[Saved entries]

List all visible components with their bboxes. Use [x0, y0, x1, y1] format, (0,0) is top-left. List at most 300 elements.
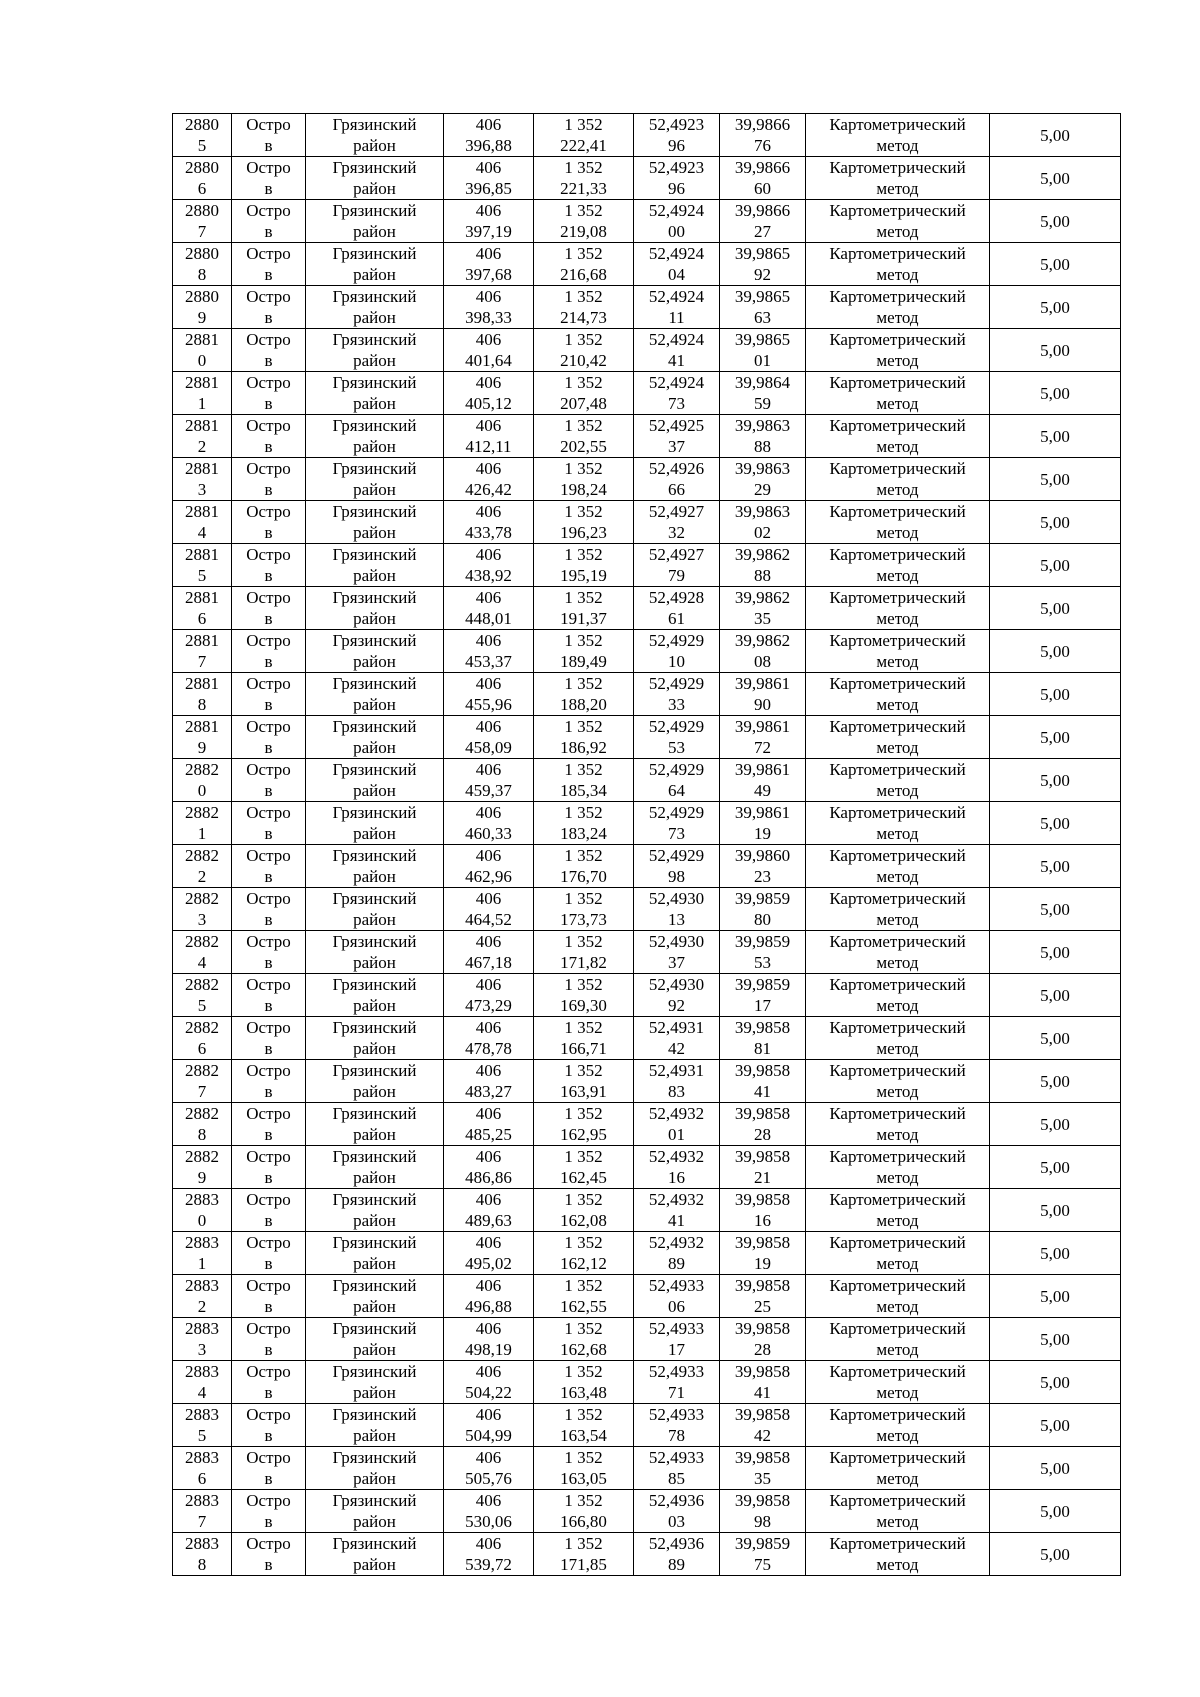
district-cell: Грязинский район [306, 372, 444, 415]
point-number-cell: 2880 9 [173, 286, 232, 329]
latitude-cell: 52,4931 42 [634, 1017, 720, 1060]
coord-x-cell: 406 426,42 [444, 458, 534, 501]
object-type-cell: Остро в [232, 1533, 306, 1576]
coord-x-cell: 406 485,25 [444, 1103, 534, 1146]
coord-x-cell: 406 504,99 [444, 1404, 534, 1447]
accuracy-cell: 5,00 [990, 587, 1121, 630]
method-cell: Картометрический метод [806, 458, 990, 501]
point-number-cell: 2882 7 [173, 1060, 232, 1103]
object-type-cell: Остро в [232, 1103, 306, 1146]
table-row [173, 1189, 1121, 1232]
district-cell: Грязинский район [306, 888, 444, 931]
coord-y-cell: 1 352 189,49 [534, 630, 634, 673]
coord-x-cell: 406 530,06 [444, 1490, 534, 1533]
coord-x-cell: 406 478,78 [444, 1017, 534, 1060]
latitude-cell: 52,4927 32 [634, 501, 720, 544]
coord-y-cell: 1 352 221,33 [534, 157, 634, 200]
longitude-cell: 39,9862 35 [720, 587, 806, 630]
method-cell: Картометрический метод [806, 1447, 990, 1490]
coord-y-cell: 1 352 162,08 [534, 1189, 634, 1232]
coord-y-cell: 1 352 163,48 [534, 1361, 634, 1404]
latitude-cell: 52,4931 83 [634, 1060, 720, 1103]
coord-y-cell: 1 352 162,12 [534, 1232, 634, 1275]
coord-x-cell: 406 467,18 [444, 931, 534, 974]
latitude-cell: 52,4924 73 [634, 372, 720, 415]
coord-x-cell: 406 401,64 [444, 329, 534, 372]
method-cell: Картометрический метод [806, 243, 990, 286]
point-number-cell: 2883 5 [173, 1404, 232, 1447]
coord-y-cell: 1 352 171,85 [534, 1533, 634, 1576]
coord-y-cell: 1 352 162,95 [534, 1103, 634, 1146]
table-row [173, 1060, 1121, 1103]
longitude-cell: 39,9858 21 [720, 1146, 806, 1189]
longitude-cell: 39,9858 28 [720, 1318, 806, 1361]
table-row [173, 1103, 1121, 1146]
object-type-cell: Остро в [232, 1275, 306, 1318]
longitude-cell: 39,9865 92 [720, 243, 806, 286]
accuracy-cell: 5,00 [990, 1447, 1121, 1490]
accuracy-cell: 5,00 [990, 759, 1121, 802]
longitude-cell: 39,9859 80 [720, 888, 806, 931]
accuracy-cell: 5,00 [990, 1275, 1121, 1318]
table-row [173, 802, 1121, 845]
object-type-cell: Остро в [232, 372, 306, 415]
longitude-cell: 39,9858 28 [720, 1103, 806, 1146]
latitude-cell: 52,4932 01 [634, 1103, 720, 1146]
table-row [173, 1017, 1121, 1060]
district-cell: Грязинский район [306, 1490, 444, 1533]
accuracy-cell: 5,00 [990, 974, 1121, 1017]
latitude-cell: 52,4923 96 [634, 114, 720, 157]
point-number-cell: 2881 2 [173, 415, 232, 458]
object-type-cell: Остро в [232, 1404, 306, 1447]
longitude-cell: 39,9858 81 [720, 1017, 806, 1060]
point-number-cell: 2882 4 [173, 931, 232, 974]
method-cell: Картометрический метод [806, 974, 990, 1017]
table-row [173, 888, 1121, 931]
coord-y-cell: 1 352 169,30 [534, 974, 634, 1017]
latitude-cell: 52,4930 13 [634, 888, 720, 931]
district-cell: Грязинский район [306, 1146, 444, 1189]
table-row [173, 716, 1121, 759]
method-cell: Картометрический метод [806, 716, 990, 759]
coord-x-cell: 406 464,52 [444, 888, 534, 931]
point-number-cell: 2882 6 [173, 1017, 232, 1060]
object-type-cell: Остро в [232, 716, 306, 759]
table-row [173, 1275, 1121, 1318]
coord-x-cell: 406 397,68 [444, 243, 534, 286]
object-type-cell: Остро в [232, 329, 306, 372]
point-number-cell: 2881 9 [173, 716, 232, 759]
latitude-cell: 52,4923 96 [634, 157, 720, 200]
object-type-cell: Остро в [232, 1060, 306, 1103]
accuracy-cell: 5,00 [990, 673, 1121, 716]
method-cell: Картометрический метод [806, 157, 990, 200]
point-number-cell: 2880 5 [173, 114, 232, 157]
longitude-cell: 39,9858 41 [720, 1060, 806, 1103]
table-row [173, 1318, 1121, 1361]
method-cell: Картометрический метод [806, 888, 990, 931]
object-type-cell: Остро в [232, 415, 306, 458]
longitude-cell: 39,9858 98 [720, 1490, 806, 1533]
district-cell: Грязинский район [306, 1275, 444, 1318]
accuracy-cell: 5,00 [990, 802, 1121, 845]
method-cell: Картометрический метод [806, 1361, 990, 1404]
object-type-cell: Остро в [232, 931, 306, 974]
accuracy-cell: 5,00 [990, 329, 1121, 372]
point-number-cell: 2882 9 [173, 1146, 232, 1189]
object-type-cell: Остро в [232, 286, 306, 329]
table-row [173, 1447, 1121, 1490]
method-cell: Картометрический метод [806, 372, 990, 415]
point-number-cell: 2883 0 [173, 1189, 232, 1232]
object-type-cell: Остро в [232, 157, 306, 200]
object-type-cell: Остро в [232, 888, 306, 931]
point-number-cell: 2881 0 [173, 329, 232, 372]
table-row [173, 501, 1121, 544]
table-row [173, 1361, 1121, 1404]
accuracy-cell: 5,00 [990, 1060, 1121, 1103]
method-cell: Картометрический метод [806, 673, 990, 716]
coord-x-cell: 406 398,33 [444, 286, 534, 329]
object-type-cell: Остро в [232, 673, 306, 716]
coord-x-cell: 406 405,12 [444, 372, 534, 415]
coord-x-cell: 406 448,01 [444, 587, 534, 630]
object-type-cell: Остро в [232, 974, 306, 1017]
table-row [173, 200, 1121, 243]
table-row [173, 415, 1121, 458]
longitude-cell: 39,9859 17 [720, 974, 806, 1017]
table-row [173, 372, 1121, 415]
object-type-cell: Остро в [232, 1318, 306, 1361]
latitude-cell: 52,4933 06 [634, 1275, 720, 1318]
method-cell: Картометрический метод [806, 1060, 990, 1103]
latitude-cell: 52,4924 00 [634, 200, 720, 243]
point-number-cell: 2881 5 [173, 544, 232, 587]
longitude-cell: 39,9858 19 [720, 1232, 806, 1275]
method-cell: Картометрический метод [806, 1404, 990, 1447]
object-type-cell: Остро в [232, 1447, 306, 1490]
table-row [173, 157, 1121, 200]
coord-x-cell: 406 505,76 [444, 1447, 534, 1490]
method-cell: Картометрический метод [806, 1275, 990, 1318]
coord-x-cell: 406 397,19 [444, 200, 534, 243]
accuracy-cell: 5,00 [990, 1146, 1121, 1189]
coord-y-cell: 1 352 216,68 [534, 243, 634, 286]
district-cell: Грязинский район [306, 286, 444, 329]
latitude-cell: 52,4928 61 [634, 587, 720, 630]
longitude-cell: 39,9866 60 [720, 157, 806, 200]
point-number-cell: 2881 8 [173, 673, 232, 716]
latitude-cell: 52,4932 89 [634, 1232, 720, 1275]
point-number-cell: 2881 7 [173, 630, 232, 673]
point-number-cell: 2880 6 [173, 157, 232, 200]
latitude-cell: 52,4930 92 [634, 974, 720, 1017]
method-cell: Картометрический метод [806, 286, 990, 329]
object-type-cell: Остро в [232, 1232, 306, 1275]
object-type-cell: Остро в [232, 1017, 306, 1060]
longitude-cell: 39,9865 63 [720, 286, 806, 329]
coord-y-cell: 1 352 207,48 [534, 372, 634, 415]
table-row [173, 544, 1121, 587]
accuracy-cell: 5,00 [990, 1232, 1121, 1275]
district-cell: Грязинский район [306, 974, 444, 1017]
coord-x-cell: 406 455,96 [444, 673, 534, 716]
point-number-cell: 2883 8 [173, 1533, 232, 1576]
method-cell: Картометрический метод [806, 630, 990, 673]
latitude-cell: 52,4929 64 [634, 759, 720, 802]
coord-x-cell: 406 412,11 [444, 415, 534, 458]
point-number-cell: 2883 3 [173, 1318, 232, 1361]
accuracy-cell: 5,00 [990, 415, 1121, 458]
object-type-cell: Остро в [232, 544, 306, 587]
latitude-cell: 52,4933 85 [634, 1447, 720, 1490]
coord-y-cell: 1 352 195,19 [534, 544, 634, 587]
method-cell: Картометрический метод [806, 1318, 990, 1361]
point-number-cell: 2881 4 [173, 501, 232, 544]
accuracy-cell: 5,00 [990, 1533, 1121, 1576]
coord-x-cell: 406 483,27 [444, 1060, 534, 1103]
coord-y-cell: 1 352 163,54 [534, 1404, 634, 1447]
coord-y-cell: 1 352 171,82 [534, 931, 634, 974]
object-type-cell: Остро в [232, 114, 306, 157]
longitude-cell: 39,9861 49 [720, 759, 806, 802]
latitude-cell: 52,4929 33 [634, 673, 720, 716]
table-row [173, 1146, 1121, 1189]
accuracy-cell: 5,00 [990, 716, 1121, 759]
latitude-cell: 52,4933 17 [634, 1318, 720, 1361]
district-cell: Грязинский район [306, 1189, 444, 1232]
longitude-cell: 39,9863 29 [720, 458, 806, 501]
longitude-cell: 39,9861 19 [720, 802, 806, 845]
accuracy-cell: 5,00 [990, 114, 1121, 157]
district-cell: Грязинский район [306, 931, 444, 974]
accuracy-cell: 5,00 [990, 630, 1121, 673]
district-cell: Грязинский район [306, 587, 444, 630]
accuracy-cell: 5,00 [990, 1404, 1121, 1447]
district-cell: Грязинский район [306, 1017, 444, 1060]
coord-y-cell: 1 352 210,42 [534, 329, 634, 372]
longitude-cell: 39,9863 02 [720, 501, 806, 544]
coord-x-cell: 406 498,19 [444, 1318, 534, 1361]
point-number-cell: 2882 8 [173, 1103, 232, 1146]
coord-x-cell: 406 473,29 [444, 974, 534, 1017]
coord-y-cell: 1 352 191,37 [534, 587, 634, 630]
longitude-cell: 39,9858 42 [720, 1404, 806, 1447]
coord-y-cell: 1 352 186,92 [534, 716, 634, 759]
table-row [173, 630, 1121, 673]
coord-x-cell: 406 460,33 [444, 802, 534, 845]
district-cell: Грязинский район [306, 157, 444, 200]
latitude-cell: 52,4927 79 [634, 544, 720, 587]
latitude-cell: 52,4924 11 [634, 286, 720, 329]
coord-y-cell: 1 352 198,24 [534, 458, 634, 501]
accuracy-cell: 5,00 [990, 1318, 1121, 1361]
coord-y-cell: 1 352 222,41 [534, 114, 634, 157]
accuracy-cell: 5,00 [990, 1361, 1121, 1404]
district-cell: Грязинский район [306, 630, 444, 673]
longitude-cell: 39,9866 27 [720, 200, 806, 243]
coord-y-cell: 1 352 196,23 [534, 501, 634, 544]
accuracy-cell: 5,00 [990, 243, 1121, 286]
coord-y-cell: 1 352 162,45 [534, 1146, 634, 1189]
table-row [173, 673, 1121, 716]
table-row [173, 458, 1121, 501]
point-number-cell: 2881 6 [173, 587, 232, 630]
longitude-cell: 39,9861 72 [720, 716, 806, 759]
coord-x-cell: 406 539,72 [444, 1533, 534, 1576]
accuracy-cell: 5,00 [990, 845, 1121, 888]
district-cell: Грязинский район [306, 458, 444, 501]
accuracy-cell: 5,00 [990, 1017, 1121, 1060]
coord-y-cell: 1 352 162,68 [534, 1318, 634, 1361]
coord-y-cell: 1 352 173,73 [534, 888, 634, 931]
longitude-cell: 39,9861 90 [720, 673, 806, 716]
object-type-cell: Остро в [232, 458, 306, 501]
object-type-cell: Остро в [232, 243, 306, 286]
district-cell: Грязинский район [306, 673, 444, 716]
object-type-cell: Остро в [232, 587, 306, 630]
latitude-cell: 52,4936 89 [634, 1533, 720, 1576]
table-row [173, 845, 1121, 888]
latitude-cell: 52,4929 73 [634, 802, 720, 845]
accuracy-cell: 5,00 [990, 286, 1121, 329]
object-type-cell: Остро в [232, 501, 306, 544]
accuracy-cell: 5,00 [990, 1189, 1121, 1232]
coord-y-cell: 1 352 176,70 [534, 845, 634, 888]
method-cell: Картометрический метод [806, 759, 990, 802]
longitude-cell: 39,9864 59 [720, 372, 806, 415]
accuracy-cell: 5,00 [990, 200, 1121, 243]
district-cell: Грязинский район [306, 114, 444, 157]
district-cell: Грязинский район [306, 845, 444, 888]
method-cell: Картометрический метод [806, 1017, 990, 1060]
coord-y-cell: 1 352 166,71 [534, 1017, 634, 1060]
longitude-cell: 39,9859 75 [720, 1533, 806, 1576]
longitude-cell: 39,9860 23 [720, 845, 806, 888]
coord-x-cell: 406 458,09 [444, 716, 534, 759]
method-cell: Картометрический метод [806, 1103, 990, 1146]
coord-y-cell: 1 352 219,08 [534, 200, 634, 243]
district-cell: Грязинский район [306, 1103, 444, 1146]
coord-x-cell: 406 396,88 [444, 114, 534, 157]
coord-x-cell: 406 459,37 [444, 759, 534, 802]
table-row [173, 114, 1121, 157]
accuracy-cell: 5,00 [990, 157, 1121, 200]
object-type-cell: Остро в [232, 200, 306, 243]
method-cell: Картометрический метод [806, 1533, 990, 1576]
latitude-cell: 52,4936 03 [634, 1490, 720, 1533]
point-number-cell: 2882 0 [173, 759, 232, 802]
latitude-cell: 52,4924 41 [634, 329, 720, 372]
coord-x-cell: 406 489,63 [444, 1189, 534, 1232]
latitude-cell: 52,4926 66 [634, 458, 720, 501]
longitude-cell: 39,9858 35 [720, 1447, 806, 1490]
object-type-cell: Остро в [232, 630, 306, 673]
district-cell: Грязинский район [306, 1361, 444, 1404]
longitude-cell: 39,9858 16 [720, 1189, 806, 1232]
point-number-cell: 2882 1 [173, 802, 232, 845]
point-number-cell: 2882 3 [173, 888, 232, 931]
district-cell: Грязинский район [306, 759, 444, 802]
district-cell: Грязинский район [306, 329, 444, 372]
accuracy-cell: 5,00 [990, 931, 1121, 974]
method-cell: Картометрический метод [806, 802, 990, 845]
district-cell: Грязинский район [306, 1232, 444, 1275]
method-cell: Картометрический метод [806, 501, 990, 544]
longitude-cell: 39,9859 53 [720, 931, 806, 974]
point-number-cell: 2883 4 [173, 1361, 232, 1404]
district-cell: Грязинский район [306, 501, 444, 544]
latitude-cell: 52,4930 37 [634, 931, 720, 974]
latitude-cell: 52,4933 71 [634, 1361, 720, 1404]
point-number-cell: 2882 2 [173, 845, 232, 888]
coordinates-table [172, 113, 1121, 1576]
point-number-cell: 2883 2 [173, 1275, 232, 1318]
accuracy-cell: 5,00 [990, 888, 1121, 931]
table-row [173, 931, 1121, 974]
method-cell: Картометрический метод [806, 114, 990, 157]
coord-y-cell: 1 352 188,20 [534, 673, 634, 716]
accuracy-cell: 5,00 [990, 372, 1121, 415]
coord-x-cell: 406 438,92 [444, 544, 534, 587]
longitude-cell: 39,9865 01 [720, 329, 806, 372]
method-cell: Картометрический метод [806, 587, 990, 630]
coord-y-cell: 1 352 185,34 [534, 759, 634, 802]
longitude-cell: 39,9862 08 [720, 630, 806, 673]
point-number-cell: 2883 6 [173, 1447, 232, 1490]
coord-x-cell: 406 486,86 [444, 1146, 534, 1189]
district-cell: Грязинский район [306, 1404, 444, 1447]
method-cell: Картометрический метод [806, 1232, 990, 1275]
latitude-cell: 52,4932 16 [634, 1146, 720, 1189]
table-row [173, 1490, 1121, 1533]
table-row [173, 587, 1121, 630]
method-cell: Картометрический метод [806, 931, 990, 974]
coord-y-cell: 1 352 214,73 [534, 286, 634, 329]
accuracy-cell: 5,00 [990, 1490, 1121, 1533]
latitude-cell: 52,4933 78 [634, 1404, 720, 1447]
table-row [173, 759, 1121, 802]
latitude-cell: 52,4929 53 [634, 716, 720, 759]
method-cell: Картометрический метод [806, 1189, 990, 1232]
point-number-cell: 2880 8 [173, 243, 232, 286]
coord-y-cell: 1 352 183,24 [534, 802, 634, 845]
point-number-cell: 2883 7 [173, 1490, 232, 1533]
table-row [173, 1533, 1121, 1576]
method-cell: Картометрический метод [806, 200, 990, 243]
object-type-cell: Остро в [232, 1146, 306, 1189]
coord-x-cell: 406 496,88 [444, 1275, 534, 1318]
coord-y-cell: 1 352 163,91 [534, 1060, 634, 1103]
longitude-cell: 39,9858 25 [720, 1275, 806, 1318]
coord-y-cell: 1 352 202,55 [534, 415, 634, 458]
table-row [173, 974, 1121, 1017]
latitude-cell: 52,4929 98 [634, 845, 720, 888]
district-cell: Грязинский район [306, 243, 444, 286]
accuracy-cell: 5,00 [990, 544, 1121, 587]
method-cell: Картометрический метод [806, 544, 990, 587]
coord-x-cell: 406 453,37 [444, 630, 534, 673]
method-cell: Картометрический метод [806, 845, 990, 888]
table-row [173, 1232, 1121, 1275]
table-row [173, 286, 1121, 329]
longitude-cell: 39,9863 88 [720, 415, 806, 458]
point-number-cell: 2881 3 [173, 458, 232, 501]
point-number-cell: 2883 1 [173, 1232, 232, 1275]
accuracy-cell: 5,00 [990, 458, 1121, 501]
longitude-cell: 39,9866 76 [720, 114, 806, 157]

● DIRECTION
Reproduce word for word the stretch of lines from the one containing "district-cell: Грязинский район [306, 372, 444, 415]" through the one containing "table-row [173, 1017, 1121, 1060]", including both end lines.

● RESULT FOR THIS EXERCISE
district-cell: Грязинский район [306, 372, 444, 415]
point-number-cell: 2880 9 [173, 286, 232, 329]
latitude-cell: 52,4931 42 [634, 1017, 720, 1060]
coord-x-cell: 406 426,42 [444, 458, 534, 501]
object-type-cell: Остро в [232, 1533, 306, 1576]
coord-x-cell: 406 485,25 [444, 1103, 534, 1146]
coord-x-cell: 406 504,99 [444, 1404, 534, 1447]
accuracy-cell: 5,00 [990, 587, 1121, 630]
method-cell: Картометрический метод [806, 458, 990, 501]
point-number-cell: 2882 7 [173, 1060, 232, 1103]
object-type-cell: Остро в [232, 1103, 306, 1146]
table-row [173, 1189, 1121, 1232]
district-cell: Грязинский район [306, 888, 444, 931]
coord-y-cell: 1 352 189,49 [534, 630, 634, 673]
coord-x-cell: 406 530,06 [444, 1490, 534, 1533]
coord-x-cell: 406 478,78 [444, 1017, 534, 1060]
latitude-cell: 52,4927 32 [634, 501, 720, 544]
coord-y-cell: 1 352 221,33 [534, 157, 634, 200]
longitude-cell: 39,9862 35 [720, 587, 806, 630]
method-cell: Картометрический метод [806, 1447, 990, 1490]
coord-y-cell: 1 352 162,08 [534, 1189, 634, 1232]
coord-y-cell: 1 352 163,48 [534, 1361, 634, 1404]
latitude-cell: 52,4931 83 [634, 1060, 720, 1103]
coord-y-cell: 1 352 162,12 [534, 1232, 634, 1275]
coord-x-cell: 406 467,18 [444, 931, 534, 974]
latitude-cell: 52,4924 73 [634, 372, 720, 415]
coord-x-cell: 406 401,64 [444, 329, 534, 372]
method-cell: Картометрический метод [806, 243, 990, 286]
point-number-cell: 2883 5 [173, 1404, 232, 1447]
coord-y-cell: 1 352 171,85 [534, 1533, 634, 1576]
coord-y-cell: 1 352 162,95 [534, 1103, 634, 1146]
table-row [173, 1060, 1121, 1103]
longitude-cell: 39,9858 21 [720, 1146, 806, 1189]
longitude-cell: 39,9858 28 [720, 1318, 806, 1361]
table-row [173, 1103, 1121, 1146]
object-type-cell: Остро в [232, 1275, 306, 1318]
longitude-cell: 39,9865 92 [720, 243, 806, 286]
accuracy-cell: 5,00 [990, 1447, 1121, 1490]
accuracy-cell: 5,00 [990, 759, 1121, 802]
longitude-cell: 39,9859 80 [720, 888, 806, 931]
accuracy-cell: 5,00 [990, 1275, 1121, 1318]
table-row [173, 802, 1121, 845]
object-type-cell: Остро в [232, 372, 306, 415]
longitude-cell: 39,9858 28 [720, 1103, 806, 1146]
latitude-cell: 52,4932 01 [634, 1103, 720, 1146]
table-row [173, 1017, 1121, 1060]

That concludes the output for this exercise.